» **Information provided**
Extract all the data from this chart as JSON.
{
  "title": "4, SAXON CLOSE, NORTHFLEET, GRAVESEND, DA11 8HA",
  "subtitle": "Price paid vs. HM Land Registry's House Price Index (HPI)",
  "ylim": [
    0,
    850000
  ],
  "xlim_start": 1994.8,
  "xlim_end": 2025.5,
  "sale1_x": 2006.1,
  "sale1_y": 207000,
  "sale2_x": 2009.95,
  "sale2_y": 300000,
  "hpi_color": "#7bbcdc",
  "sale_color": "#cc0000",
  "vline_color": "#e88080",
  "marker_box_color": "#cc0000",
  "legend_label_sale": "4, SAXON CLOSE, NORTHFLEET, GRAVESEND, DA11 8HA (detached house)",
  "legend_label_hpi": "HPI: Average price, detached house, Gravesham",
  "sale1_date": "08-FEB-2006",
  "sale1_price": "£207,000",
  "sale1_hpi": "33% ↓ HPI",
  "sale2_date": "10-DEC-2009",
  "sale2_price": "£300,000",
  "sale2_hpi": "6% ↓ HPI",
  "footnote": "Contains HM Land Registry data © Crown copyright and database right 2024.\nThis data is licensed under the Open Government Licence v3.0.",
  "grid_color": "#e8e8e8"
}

» **Request**
Track down every line of the material containing the string "CLOSE", and copy it.

» **Task result**
  "title": "4, SAXON CLOSE, NORTHFLEET, GRAVESEND, DA11 8HA",
  "legend_label_sale": "4, SAXON CLOSE, NORTHFLEET, GRAVESEND, DA11 8HA (detached house)",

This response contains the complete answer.